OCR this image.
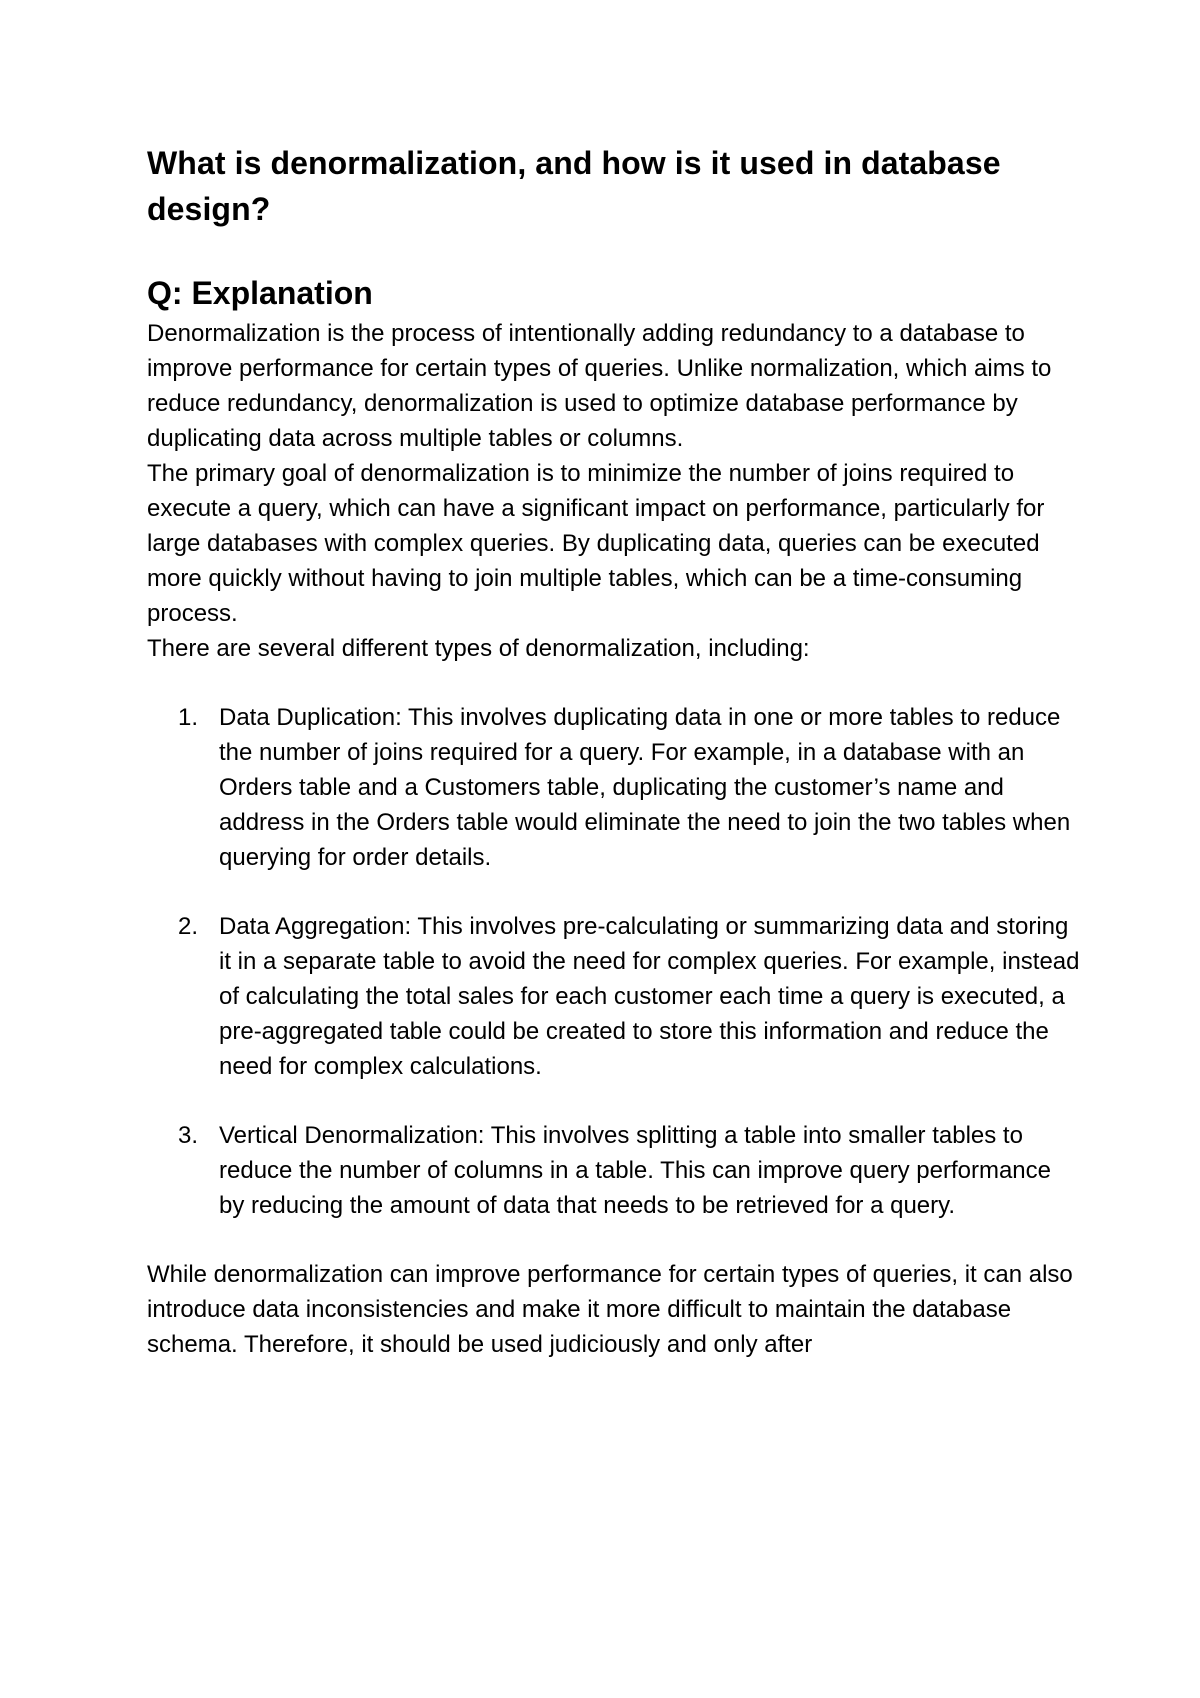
What is denormalization, and how is it used in database design?
Q: Explanation

Denormalization is the process of intentionally adding redundancy to a database to improve performance for certain types of queries. Unlike normalization, which aims to reduce redundancy, denormalization is used to optimize database performance by duplicating data across multiple tables or columns.

The primary goal of denormalization is to minimize the number of joins required to execute a query, which can have a significant impact on performance, particularly for large databases with complex queries. By duplicating data, queries can be executed more quickly without having to join multiple tables, which can be a time-consuming process.

There are several different types of denormalization, including:

1. Data Duplication: This involves duplicating data in one or more tables to reduce the number of joins required for a query. For example, in a database with an Orders table and a Customers table, duplicating the customer’s name and address in the Orders table would eliminate the need to join the two tables when querying for order details.
2. Data Aggregation: This involves pre-calculating or summarizing data and storing it in a separate table to avoid the need for complex queries. For example, instead of calculating the total sales for each customer each time a query is executed, a pre-aggregated table could be created to store this information and reduce the need for complex calculations.
3. Vertical Denormalization: This involves splitting a table into smaller tables to reduce the number of columns in a table. This can improve query performance by reducing the amount of data that needs to be retrieved for a query.

While denormalization can improve performance for certain types of queries, it can also introduce data inconsistencies and make it more difficult to maintain the database schema. Therefore, it should be used judiciously and only after
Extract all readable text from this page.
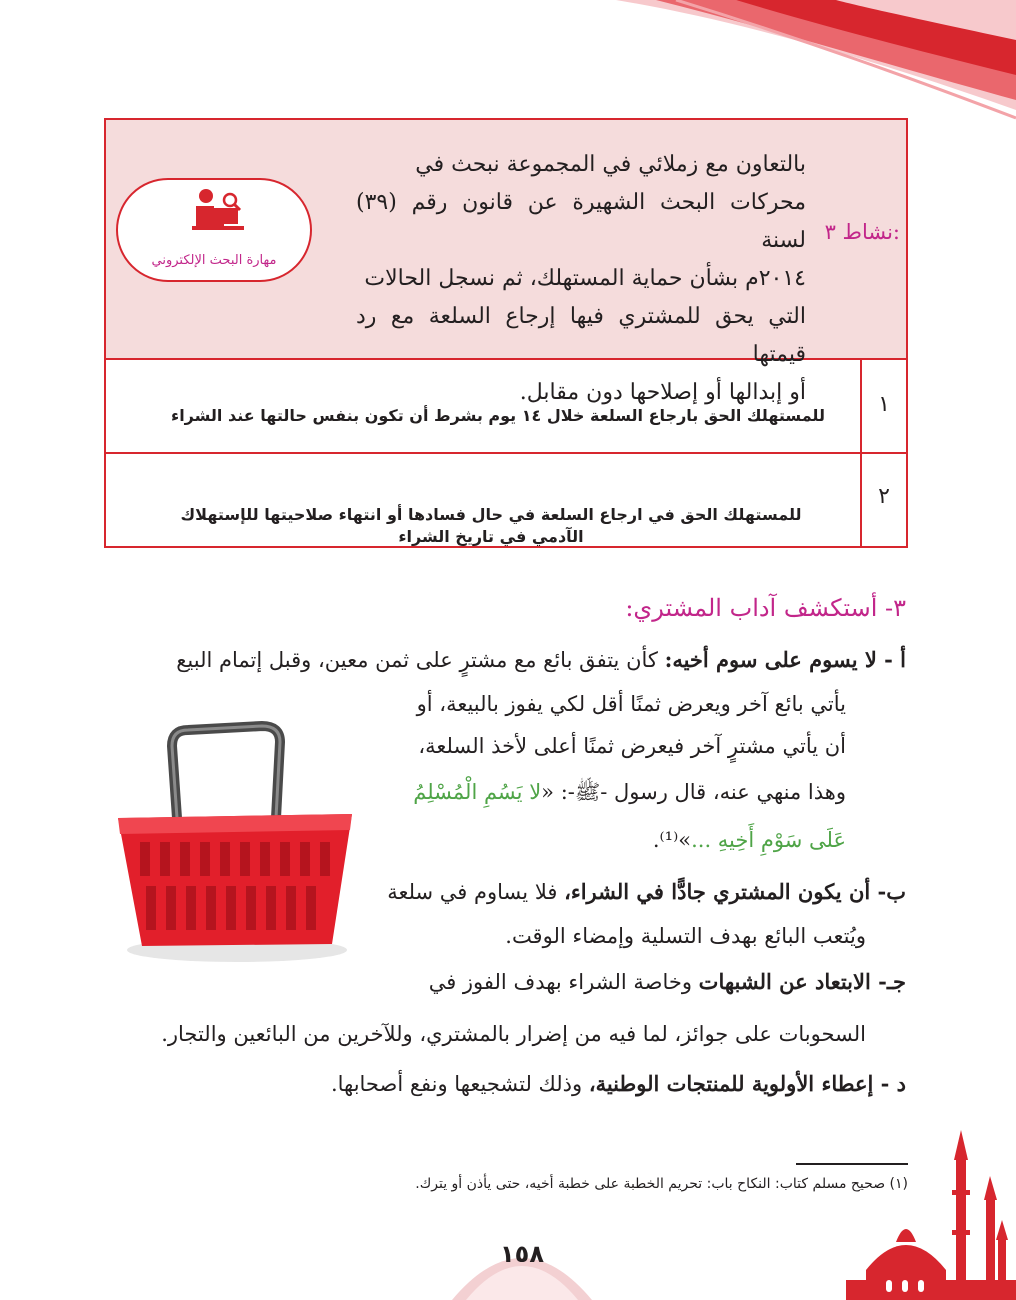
نشاط ٣:
بالتعاون مع زملائي في المجموعة نبحث في
محركات البحث الشهيرة عن قانون رقم (٣٩) لسنة
٢٠١٤م بشأن حماية المستهلك، ثم نسجل الحالات
التي يحق للمشتري فيها إرجاع السلعة مع رد قيمتها
أو إبدالها أو إصلاحها دون مقابل.
مهارة البحث الإلكتروني
١
للمستهلك الحق بارجاع السلعة خلال ١٤ يوم بشرط أن تكون بنفس حالتها عند الشراء
٢
للمستهلك الحق في ارجاع السلعة في حال فسادها أو انتهاء صلاحيتها للإستهلاك
الآدمي في تاريخ الشراء
٣- أستكشف آداب المشتري:
أ - لا يسوم على سوم أخيه: كأن يتفق بائع مع مشترٍ على ثمن معين، وقبل إتمام البيع
يأتي بائع آخر ويعرض ثمنًا أقل لكي يفوز بالبيعة، أو
أن يأتي مشترٍ آخر فيعرض ثمنًا أعلى لأخذ السلعة،
وهذا منهي عنه، قال رسول -ﷺ-: «لا يَسُمِ الْمُسْلِمُ
عَلَى سَوْمِ أَخِيهِ ...»⁽¹⁾.
ب- أن يكون المشتري جادًّا في الشراء، فلا يساوم في سلعة
ويُتعب البائع بهدف التسلية وإمضاء الوقت.
جـ- الابتعاد عن الشبهات وخاصة الشراء بهدف الفوز في
السحوبات على جوائز، لما فيه من إضرار بالمشتري، وللآخرين من البائعين والتجار.
د - إعطاء الأولوية للمنتجات الوطنية، وذلك لتشجيعها ونفع أصحابها.
(١) صحيح مسلم كتاب: النكاح باب: تحريم الخطبة على خطبة أخيه، حتى يأذن أو يترك.
١٥٨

=====

EXERCISE →
Pick out the lines containing the string "بهدف" and show them.

EXPECTED ANSWER →
ويُتعب البائع بهدف التسلية وإمضاء الوقت.
جـ- الابتعاد عن الشبهات وخاصة الشراء بهدف الفوز في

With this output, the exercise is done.